[Recorded data]

-*-*-

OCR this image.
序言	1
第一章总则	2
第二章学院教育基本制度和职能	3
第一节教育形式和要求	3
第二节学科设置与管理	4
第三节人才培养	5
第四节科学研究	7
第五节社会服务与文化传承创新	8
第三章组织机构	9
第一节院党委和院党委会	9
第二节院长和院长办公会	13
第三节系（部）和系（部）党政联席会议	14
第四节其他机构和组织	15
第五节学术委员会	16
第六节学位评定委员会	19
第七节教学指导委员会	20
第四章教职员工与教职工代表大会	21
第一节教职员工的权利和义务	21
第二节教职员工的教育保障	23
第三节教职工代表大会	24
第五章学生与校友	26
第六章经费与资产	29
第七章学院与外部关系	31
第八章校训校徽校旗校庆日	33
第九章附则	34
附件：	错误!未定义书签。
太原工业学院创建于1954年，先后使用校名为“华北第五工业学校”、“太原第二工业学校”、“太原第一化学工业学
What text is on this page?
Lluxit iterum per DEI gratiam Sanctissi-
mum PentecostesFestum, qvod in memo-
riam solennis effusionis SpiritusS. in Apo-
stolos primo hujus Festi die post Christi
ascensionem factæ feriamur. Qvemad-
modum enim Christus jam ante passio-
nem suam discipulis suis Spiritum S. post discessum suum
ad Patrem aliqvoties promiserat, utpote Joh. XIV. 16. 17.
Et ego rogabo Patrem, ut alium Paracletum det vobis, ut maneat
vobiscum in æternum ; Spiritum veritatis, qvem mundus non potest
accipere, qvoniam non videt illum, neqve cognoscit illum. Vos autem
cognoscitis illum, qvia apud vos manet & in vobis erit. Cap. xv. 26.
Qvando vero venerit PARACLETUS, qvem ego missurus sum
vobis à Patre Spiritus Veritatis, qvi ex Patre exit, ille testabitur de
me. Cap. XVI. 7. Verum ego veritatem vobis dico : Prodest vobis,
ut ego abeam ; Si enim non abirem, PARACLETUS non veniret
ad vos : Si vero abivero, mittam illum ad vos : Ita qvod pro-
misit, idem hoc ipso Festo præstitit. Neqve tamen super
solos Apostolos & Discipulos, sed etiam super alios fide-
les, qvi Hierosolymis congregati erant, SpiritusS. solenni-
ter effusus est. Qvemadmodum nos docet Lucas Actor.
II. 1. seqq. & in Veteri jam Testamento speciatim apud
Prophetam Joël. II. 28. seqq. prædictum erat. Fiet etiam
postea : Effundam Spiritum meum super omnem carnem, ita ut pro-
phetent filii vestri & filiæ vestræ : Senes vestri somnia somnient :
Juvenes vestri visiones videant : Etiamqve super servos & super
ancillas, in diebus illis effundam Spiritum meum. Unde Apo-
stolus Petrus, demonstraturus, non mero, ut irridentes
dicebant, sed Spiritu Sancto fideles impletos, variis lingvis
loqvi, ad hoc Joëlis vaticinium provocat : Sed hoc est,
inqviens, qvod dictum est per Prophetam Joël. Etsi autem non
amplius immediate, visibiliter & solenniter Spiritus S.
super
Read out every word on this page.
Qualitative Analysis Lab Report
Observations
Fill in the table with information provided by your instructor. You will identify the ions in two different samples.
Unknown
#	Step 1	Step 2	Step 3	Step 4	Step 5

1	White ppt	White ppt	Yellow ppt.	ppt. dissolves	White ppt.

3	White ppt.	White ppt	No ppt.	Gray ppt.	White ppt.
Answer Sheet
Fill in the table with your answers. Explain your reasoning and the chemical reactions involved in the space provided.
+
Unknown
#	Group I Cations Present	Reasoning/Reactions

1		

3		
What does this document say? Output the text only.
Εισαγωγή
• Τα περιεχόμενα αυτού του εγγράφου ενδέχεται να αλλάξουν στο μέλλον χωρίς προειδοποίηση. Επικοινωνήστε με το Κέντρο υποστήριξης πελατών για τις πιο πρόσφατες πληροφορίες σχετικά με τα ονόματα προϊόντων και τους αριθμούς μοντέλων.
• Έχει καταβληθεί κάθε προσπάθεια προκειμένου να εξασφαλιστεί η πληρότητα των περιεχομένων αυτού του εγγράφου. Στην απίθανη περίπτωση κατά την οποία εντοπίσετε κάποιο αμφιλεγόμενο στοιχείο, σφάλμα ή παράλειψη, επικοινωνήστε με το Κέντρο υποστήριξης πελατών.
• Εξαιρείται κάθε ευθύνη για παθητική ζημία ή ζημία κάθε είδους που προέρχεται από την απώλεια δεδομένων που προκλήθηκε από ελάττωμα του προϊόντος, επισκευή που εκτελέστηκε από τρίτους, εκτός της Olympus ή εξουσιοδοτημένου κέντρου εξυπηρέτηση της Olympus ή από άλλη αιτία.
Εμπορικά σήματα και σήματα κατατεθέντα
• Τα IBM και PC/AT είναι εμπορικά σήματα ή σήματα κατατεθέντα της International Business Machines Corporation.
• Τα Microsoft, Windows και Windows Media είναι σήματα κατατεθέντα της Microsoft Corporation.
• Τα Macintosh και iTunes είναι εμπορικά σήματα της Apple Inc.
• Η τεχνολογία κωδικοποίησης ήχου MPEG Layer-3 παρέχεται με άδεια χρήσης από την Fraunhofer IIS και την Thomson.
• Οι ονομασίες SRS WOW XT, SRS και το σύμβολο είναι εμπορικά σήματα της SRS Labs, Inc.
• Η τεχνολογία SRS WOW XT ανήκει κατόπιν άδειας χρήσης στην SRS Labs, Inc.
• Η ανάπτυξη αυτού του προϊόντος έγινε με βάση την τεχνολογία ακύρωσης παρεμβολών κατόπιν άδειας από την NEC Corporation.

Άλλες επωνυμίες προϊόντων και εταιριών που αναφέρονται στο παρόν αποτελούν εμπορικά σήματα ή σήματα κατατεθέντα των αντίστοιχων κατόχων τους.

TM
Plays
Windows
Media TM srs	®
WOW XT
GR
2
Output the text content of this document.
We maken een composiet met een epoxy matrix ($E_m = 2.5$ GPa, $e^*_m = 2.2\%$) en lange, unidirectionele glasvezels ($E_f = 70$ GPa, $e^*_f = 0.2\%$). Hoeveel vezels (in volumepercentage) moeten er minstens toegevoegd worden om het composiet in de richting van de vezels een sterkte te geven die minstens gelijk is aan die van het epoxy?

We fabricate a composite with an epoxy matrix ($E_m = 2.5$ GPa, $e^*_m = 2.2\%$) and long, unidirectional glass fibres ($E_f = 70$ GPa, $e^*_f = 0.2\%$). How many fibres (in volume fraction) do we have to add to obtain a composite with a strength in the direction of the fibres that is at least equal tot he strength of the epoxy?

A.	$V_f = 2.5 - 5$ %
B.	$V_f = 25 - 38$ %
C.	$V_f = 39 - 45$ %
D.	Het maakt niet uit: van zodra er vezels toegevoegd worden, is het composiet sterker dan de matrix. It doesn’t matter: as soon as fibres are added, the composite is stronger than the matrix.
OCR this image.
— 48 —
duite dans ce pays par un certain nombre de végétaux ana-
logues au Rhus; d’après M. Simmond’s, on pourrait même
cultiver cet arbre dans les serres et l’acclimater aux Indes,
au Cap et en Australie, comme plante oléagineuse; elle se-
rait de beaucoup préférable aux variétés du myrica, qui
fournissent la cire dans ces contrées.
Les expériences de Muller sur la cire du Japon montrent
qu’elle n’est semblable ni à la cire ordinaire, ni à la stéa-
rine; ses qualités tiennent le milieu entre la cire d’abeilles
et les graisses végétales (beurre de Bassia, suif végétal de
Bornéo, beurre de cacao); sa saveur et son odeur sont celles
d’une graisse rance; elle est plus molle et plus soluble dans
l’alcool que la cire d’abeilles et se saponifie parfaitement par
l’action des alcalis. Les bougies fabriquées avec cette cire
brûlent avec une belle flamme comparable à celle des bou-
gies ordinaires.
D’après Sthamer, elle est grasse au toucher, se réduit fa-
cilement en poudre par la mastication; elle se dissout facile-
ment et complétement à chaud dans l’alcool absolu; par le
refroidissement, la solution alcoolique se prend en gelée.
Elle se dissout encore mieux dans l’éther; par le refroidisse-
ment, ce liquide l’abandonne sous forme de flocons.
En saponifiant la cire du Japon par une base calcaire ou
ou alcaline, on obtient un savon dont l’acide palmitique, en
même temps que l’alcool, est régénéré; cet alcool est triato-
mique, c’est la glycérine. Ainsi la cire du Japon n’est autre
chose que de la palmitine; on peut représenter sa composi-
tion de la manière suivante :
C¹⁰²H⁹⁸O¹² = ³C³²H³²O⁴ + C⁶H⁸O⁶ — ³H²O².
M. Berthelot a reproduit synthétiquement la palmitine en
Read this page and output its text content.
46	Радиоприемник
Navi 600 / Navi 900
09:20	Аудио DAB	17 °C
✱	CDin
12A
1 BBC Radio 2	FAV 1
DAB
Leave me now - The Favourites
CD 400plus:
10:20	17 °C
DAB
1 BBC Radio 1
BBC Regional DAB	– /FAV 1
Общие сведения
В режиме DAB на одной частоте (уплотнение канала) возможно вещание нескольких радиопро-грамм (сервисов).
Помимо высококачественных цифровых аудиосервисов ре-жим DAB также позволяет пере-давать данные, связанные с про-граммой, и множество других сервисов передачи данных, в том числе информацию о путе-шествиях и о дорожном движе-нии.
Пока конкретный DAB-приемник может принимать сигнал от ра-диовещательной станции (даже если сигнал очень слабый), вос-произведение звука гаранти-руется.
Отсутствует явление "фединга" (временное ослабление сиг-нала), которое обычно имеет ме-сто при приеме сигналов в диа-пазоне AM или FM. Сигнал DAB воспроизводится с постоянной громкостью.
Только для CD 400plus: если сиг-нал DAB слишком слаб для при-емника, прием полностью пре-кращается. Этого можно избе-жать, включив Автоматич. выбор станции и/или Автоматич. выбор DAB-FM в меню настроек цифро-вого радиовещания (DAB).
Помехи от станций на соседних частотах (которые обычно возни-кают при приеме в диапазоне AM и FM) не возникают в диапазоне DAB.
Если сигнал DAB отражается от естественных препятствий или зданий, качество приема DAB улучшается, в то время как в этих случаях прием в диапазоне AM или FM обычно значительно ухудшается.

-*-*-

List the lines of the records where "κατατεθέντα" occurs.

Result of this exercise =>
Εμπορικά σήματα και σήματα κατατεθέντα
• Τα IBM και PC/AT είναι εμπορικά σήματα ή σήματα κατατεθέντα της International Business Machines Corporation.
• Τα Microsoft, Windows και Windows Media είναι σήματα κατατεθέντα της Microsoft Corporation.
Άλλες επωνυμίες προϊόντων και εταιριών που αναφέρονται στο παρόν αποτελούν εμπορικά σήματα ή σήματα κατατεθέντα των αντίστοιχων κατόχων τους.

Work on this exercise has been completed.